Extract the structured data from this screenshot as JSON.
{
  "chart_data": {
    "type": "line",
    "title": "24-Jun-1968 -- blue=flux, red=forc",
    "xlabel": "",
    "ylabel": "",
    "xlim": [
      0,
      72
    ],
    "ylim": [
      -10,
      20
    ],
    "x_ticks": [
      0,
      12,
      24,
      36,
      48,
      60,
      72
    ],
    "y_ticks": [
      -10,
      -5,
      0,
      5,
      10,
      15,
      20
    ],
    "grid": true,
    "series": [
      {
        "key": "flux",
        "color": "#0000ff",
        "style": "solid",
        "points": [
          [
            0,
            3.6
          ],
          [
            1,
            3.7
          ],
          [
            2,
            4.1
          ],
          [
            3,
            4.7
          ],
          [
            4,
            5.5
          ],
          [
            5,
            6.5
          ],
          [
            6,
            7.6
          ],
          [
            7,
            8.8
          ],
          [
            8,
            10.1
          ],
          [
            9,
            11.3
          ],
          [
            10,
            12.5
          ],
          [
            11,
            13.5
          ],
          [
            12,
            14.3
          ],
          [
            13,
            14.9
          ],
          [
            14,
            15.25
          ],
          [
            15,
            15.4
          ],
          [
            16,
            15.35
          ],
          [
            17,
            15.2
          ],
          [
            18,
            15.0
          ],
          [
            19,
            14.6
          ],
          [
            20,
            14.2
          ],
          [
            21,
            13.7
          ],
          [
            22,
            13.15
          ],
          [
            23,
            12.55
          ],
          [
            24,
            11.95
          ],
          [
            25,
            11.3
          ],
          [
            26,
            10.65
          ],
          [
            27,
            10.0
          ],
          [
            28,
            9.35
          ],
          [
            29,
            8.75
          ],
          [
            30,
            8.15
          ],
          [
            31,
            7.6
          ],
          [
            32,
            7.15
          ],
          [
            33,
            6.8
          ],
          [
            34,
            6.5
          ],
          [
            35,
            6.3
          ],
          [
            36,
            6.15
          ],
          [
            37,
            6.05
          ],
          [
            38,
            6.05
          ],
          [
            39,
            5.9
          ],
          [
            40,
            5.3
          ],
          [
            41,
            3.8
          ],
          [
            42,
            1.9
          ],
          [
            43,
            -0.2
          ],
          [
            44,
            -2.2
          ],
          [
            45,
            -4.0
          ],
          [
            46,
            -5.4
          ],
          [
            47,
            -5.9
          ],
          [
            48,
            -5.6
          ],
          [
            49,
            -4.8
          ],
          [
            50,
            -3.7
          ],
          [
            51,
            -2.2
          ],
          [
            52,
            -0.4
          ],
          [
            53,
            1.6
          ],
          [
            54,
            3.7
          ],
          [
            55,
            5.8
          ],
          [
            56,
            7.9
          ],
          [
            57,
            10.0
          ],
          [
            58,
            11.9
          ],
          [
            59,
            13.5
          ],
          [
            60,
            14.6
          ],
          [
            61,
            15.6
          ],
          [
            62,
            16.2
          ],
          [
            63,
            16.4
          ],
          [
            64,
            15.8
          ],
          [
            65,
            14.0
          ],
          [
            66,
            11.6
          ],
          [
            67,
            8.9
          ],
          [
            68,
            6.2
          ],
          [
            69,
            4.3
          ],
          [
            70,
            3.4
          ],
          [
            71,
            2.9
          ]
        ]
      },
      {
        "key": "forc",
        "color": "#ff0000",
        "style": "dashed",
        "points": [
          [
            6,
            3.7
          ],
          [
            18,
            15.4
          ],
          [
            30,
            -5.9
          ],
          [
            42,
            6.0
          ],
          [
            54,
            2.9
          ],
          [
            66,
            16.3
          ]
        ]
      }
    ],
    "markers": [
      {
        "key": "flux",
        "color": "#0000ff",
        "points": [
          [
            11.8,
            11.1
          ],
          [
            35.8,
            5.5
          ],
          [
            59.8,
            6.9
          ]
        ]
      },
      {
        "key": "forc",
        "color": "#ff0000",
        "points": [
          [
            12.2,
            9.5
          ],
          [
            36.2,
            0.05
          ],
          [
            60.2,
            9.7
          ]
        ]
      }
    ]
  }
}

----------------

- **Direction**
Go through the records and print each one exactly.

- **Answer to the problem**
Extract the structured data from this screenshot as JSON.
{
  "chart_data": {
    "type": "line",
    "title": "24-Jun-1968 -- blue=flux, red=forc",
    "xlabel": "",
    "ylabel": "",
    "xlim": [
      0,
      72
    ],
    "ylim": [
      -10,
      20
    ],
    "x_ticks": [
      0,
      12,
      24,
      36,
      48,
      60,
      72
    ],
    "y_ticks": [
      -10,
      -5,
      0,
      5,
      10,
      15,
      20
    ],
    "grid": true,
    "series": [
      {
        "key": "flux",
        "color": "#0000ff",
        "style": "solid",
        "points": [
          [
            0,
            3.6
          ],
          [
            1,
            3.7
          ],
          [
            2,
            4.1
          ],
          [
            3,
            4.7
          ],
          [
            4,
            5.5
          ],
          [
            5,
            6.5
          ],
          [
            6,
            7.6
          ],
          [
            7,
            8.8
          ],
          [
            8,
            10.1
          ],
          [
            9,
            11.3
          ],
          [
            10,
            12.5
          ],
          [
            11,
            13.5
          ],
          [
            12,
            14.3
          ],
          [
            13,
            14.9
          ],
          [
            14,
            15.25
          ],
          [
            15,
            15.4
          ],
          [
            16,
            15.35
          ],
          [
            17,
            15.2
          ],
          [
            18,
            15.0
          ],
          [
            19,
            14.6
          ],
          [
            20,
            14.2
          ],
          [
            21,
            13.7
          ],
          [
            22,
            13.15
          ],
          [
            23,
            12.55
          ],
          [
            24,
            11.95
          ],
          [
            25,
            11.3
          ],
          [
            26,
            10.65
          ],
          [
            27,
            10.0
          ],
          [
            28,
            9.35
          ],
          [
            29,
            8.75
          ],
          [
            30,
            8.15
          ],
          [
            31,
            7.6
          ],
          [
            32,
            7.15
          ],
          [
            33,
            6.8
          ],
          [
            34,
            6.5
          ],
          [
            35,
            6.3
          ],
          [
            36,
            6.15
          ],
          [
            37,
            6.05
          ],
          [
            38,
            6.05
          ],
          [
            39,
            5.9
          ],
          [
            40,
            5.3
          ],
          [
            41,
            3.8
          ],
          [
            42,
            1.9
          ],
          [
            43,
            -0.2
          ],
          [
            44,
            -2.2
          ],
          [
            45,
            -4.0
          ],
          [
            46,
            -5.4
          ],
          [
            47,
            -5.9
          ],
          [
            48,
            -5.6
          ],
          [
            49,
            -4.8
          ],
          [
            50,
            -3.7
          ],
          [
            51,
            -2.2
          ],
          [
            52,
            -0.4
          ],
          [
            53,
            1.6
          ],
          [
            54,
            3.7
          ],
          [
            55,
            5.8
          ],
          [
            56,
            7.9
          ],
          [
            57,
            10.0
          ],
          [
            58,
            11.9
          ],
          [
            59,
            13.5
          ],
          [
            60,
            14.6
          ],
          [
            61,
            15.6
          ],
          [
            62,
            16.2
          ],
          [
            63,
            16.4
          ],
          [
            64,
            15.8
          ],
          [
            65,
            14.0
          ],
          [
            66,
            11.6
          ],
          [
            67,
            8.9
          ],
          [
            68,
            6.2
          ],
          [
            69,
            4.3
          ],
          [
            70,
            3.4
          ],
          [
            71,
            2.9
          ]
        ]
      },
      {
        "key": "forc",
        "color": "#ff0000",
        "style": "dashed",
        "points": [
          [
            6,
            3.7
          ],
          [
            18,
            15.4
          ],
          [
            30,
            -5.9
          ],
          [
            42,
            6.0
          ],
          [
            54,
            2.9
          ],
          [
            66,
            16.3
          ]
        ]
      }
    ],
    "markers": [
      {
        "key": "flux",
        "color": "#0000ff",
        "points": [
          [
            11.8,
            11.1
          ],
          [
            35.8,
            5.5
          ],
          [
            59.8,
            6.9
          ]
        ]
      },
      {
        "key": "forc",
        "color": "#ff0000",
        "points": [
          [
            12.2,
            9.5
          ],
          [
            36.2,
            0.05
          ],
          [
            60.2,
            9.7
          ]
        ]
      }
    ]
  }
}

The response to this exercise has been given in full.